[SHORT EXERCISE]
How many lines in the entries below contain the string "left"? Reply with the number only.

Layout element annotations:

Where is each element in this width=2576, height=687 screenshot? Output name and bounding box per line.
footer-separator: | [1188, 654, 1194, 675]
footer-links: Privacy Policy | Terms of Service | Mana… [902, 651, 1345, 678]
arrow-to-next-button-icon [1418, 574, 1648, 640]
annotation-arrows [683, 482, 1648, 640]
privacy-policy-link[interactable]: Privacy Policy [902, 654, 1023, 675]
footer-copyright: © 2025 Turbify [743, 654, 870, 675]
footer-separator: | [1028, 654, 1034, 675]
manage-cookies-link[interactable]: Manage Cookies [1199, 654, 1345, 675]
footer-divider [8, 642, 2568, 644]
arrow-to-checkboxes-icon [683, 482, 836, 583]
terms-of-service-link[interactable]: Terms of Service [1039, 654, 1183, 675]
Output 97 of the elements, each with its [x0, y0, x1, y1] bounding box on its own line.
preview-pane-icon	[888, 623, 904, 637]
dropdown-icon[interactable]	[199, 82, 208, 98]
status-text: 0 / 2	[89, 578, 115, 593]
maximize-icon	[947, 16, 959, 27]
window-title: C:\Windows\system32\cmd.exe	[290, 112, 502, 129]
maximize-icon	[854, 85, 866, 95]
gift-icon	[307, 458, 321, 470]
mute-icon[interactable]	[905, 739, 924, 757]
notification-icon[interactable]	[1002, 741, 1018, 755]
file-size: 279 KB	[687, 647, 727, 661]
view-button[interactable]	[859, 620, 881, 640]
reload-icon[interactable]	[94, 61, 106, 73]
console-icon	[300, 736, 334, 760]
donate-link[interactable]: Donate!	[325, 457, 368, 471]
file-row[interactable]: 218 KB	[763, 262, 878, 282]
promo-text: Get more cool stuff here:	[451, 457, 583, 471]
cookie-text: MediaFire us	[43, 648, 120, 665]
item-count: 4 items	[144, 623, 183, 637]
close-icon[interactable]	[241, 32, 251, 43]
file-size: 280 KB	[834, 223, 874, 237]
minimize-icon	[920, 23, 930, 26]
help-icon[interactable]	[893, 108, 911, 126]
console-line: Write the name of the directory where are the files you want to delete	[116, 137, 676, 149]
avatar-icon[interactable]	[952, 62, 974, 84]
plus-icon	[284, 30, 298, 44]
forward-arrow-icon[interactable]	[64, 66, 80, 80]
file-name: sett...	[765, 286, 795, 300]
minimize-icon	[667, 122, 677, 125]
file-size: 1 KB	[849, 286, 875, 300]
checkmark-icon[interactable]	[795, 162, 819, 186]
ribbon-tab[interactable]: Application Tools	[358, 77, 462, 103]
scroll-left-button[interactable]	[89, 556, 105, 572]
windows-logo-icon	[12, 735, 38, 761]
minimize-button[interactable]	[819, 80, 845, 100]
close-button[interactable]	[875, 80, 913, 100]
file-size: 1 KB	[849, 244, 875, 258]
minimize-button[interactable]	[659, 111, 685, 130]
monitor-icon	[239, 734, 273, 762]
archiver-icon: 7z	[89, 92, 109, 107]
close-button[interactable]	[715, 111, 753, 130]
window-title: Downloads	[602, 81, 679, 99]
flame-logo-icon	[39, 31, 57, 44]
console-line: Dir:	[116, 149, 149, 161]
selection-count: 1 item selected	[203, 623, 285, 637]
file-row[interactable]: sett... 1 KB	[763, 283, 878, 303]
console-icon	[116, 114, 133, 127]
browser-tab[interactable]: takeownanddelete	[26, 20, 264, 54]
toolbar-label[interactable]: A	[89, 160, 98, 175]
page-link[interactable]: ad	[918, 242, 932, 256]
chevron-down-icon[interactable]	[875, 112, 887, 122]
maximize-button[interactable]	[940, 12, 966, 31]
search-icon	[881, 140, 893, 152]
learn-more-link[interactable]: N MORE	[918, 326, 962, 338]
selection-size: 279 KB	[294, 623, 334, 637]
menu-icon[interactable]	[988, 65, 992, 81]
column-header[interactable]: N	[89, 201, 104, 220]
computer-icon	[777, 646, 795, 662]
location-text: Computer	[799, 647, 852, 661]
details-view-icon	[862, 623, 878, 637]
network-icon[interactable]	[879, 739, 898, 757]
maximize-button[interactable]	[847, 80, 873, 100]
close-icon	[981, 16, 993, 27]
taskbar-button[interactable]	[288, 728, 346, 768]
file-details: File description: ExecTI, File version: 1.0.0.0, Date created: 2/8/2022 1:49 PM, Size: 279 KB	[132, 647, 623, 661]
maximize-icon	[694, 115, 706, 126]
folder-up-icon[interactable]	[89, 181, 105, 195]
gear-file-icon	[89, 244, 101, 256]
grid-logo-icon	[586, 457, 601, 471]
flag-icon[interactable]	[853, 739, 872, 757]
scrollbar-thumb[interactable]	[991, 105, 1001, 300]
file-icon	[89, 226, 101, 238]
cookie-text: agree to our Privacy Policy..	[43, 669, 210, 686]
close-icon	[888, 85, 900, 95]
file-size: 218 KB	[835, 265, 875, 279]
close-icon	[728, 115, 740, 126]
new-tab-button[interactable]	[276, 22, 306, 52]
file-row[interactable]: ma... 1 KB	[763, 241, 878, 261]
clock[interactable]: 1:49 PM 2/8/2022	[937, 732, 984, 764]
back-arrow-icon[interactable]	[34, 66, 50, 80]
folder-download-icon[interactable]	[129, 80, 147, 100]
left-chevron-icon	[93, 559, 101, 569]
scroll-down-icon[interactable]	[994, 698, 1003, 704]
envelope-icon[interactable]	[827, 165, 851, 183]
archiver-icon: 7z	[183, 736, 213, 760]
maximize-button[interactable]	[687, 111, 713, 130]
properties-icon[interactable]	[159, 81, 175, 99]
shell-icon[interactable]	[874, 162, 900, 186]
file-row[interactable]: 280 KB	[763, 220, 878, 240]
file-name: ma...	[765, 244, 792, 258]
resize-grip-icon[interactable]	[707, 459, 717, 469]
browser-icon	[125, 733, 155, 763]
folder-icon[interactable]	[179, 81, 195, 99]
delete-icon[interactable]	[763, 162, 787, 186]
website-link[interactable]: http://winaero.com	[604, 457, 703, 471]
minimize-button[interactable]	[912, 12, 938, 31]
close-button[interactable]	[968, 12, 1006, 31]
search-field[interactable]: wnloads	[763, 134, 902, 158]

[OUTPUT OF THE EXERCISE]
2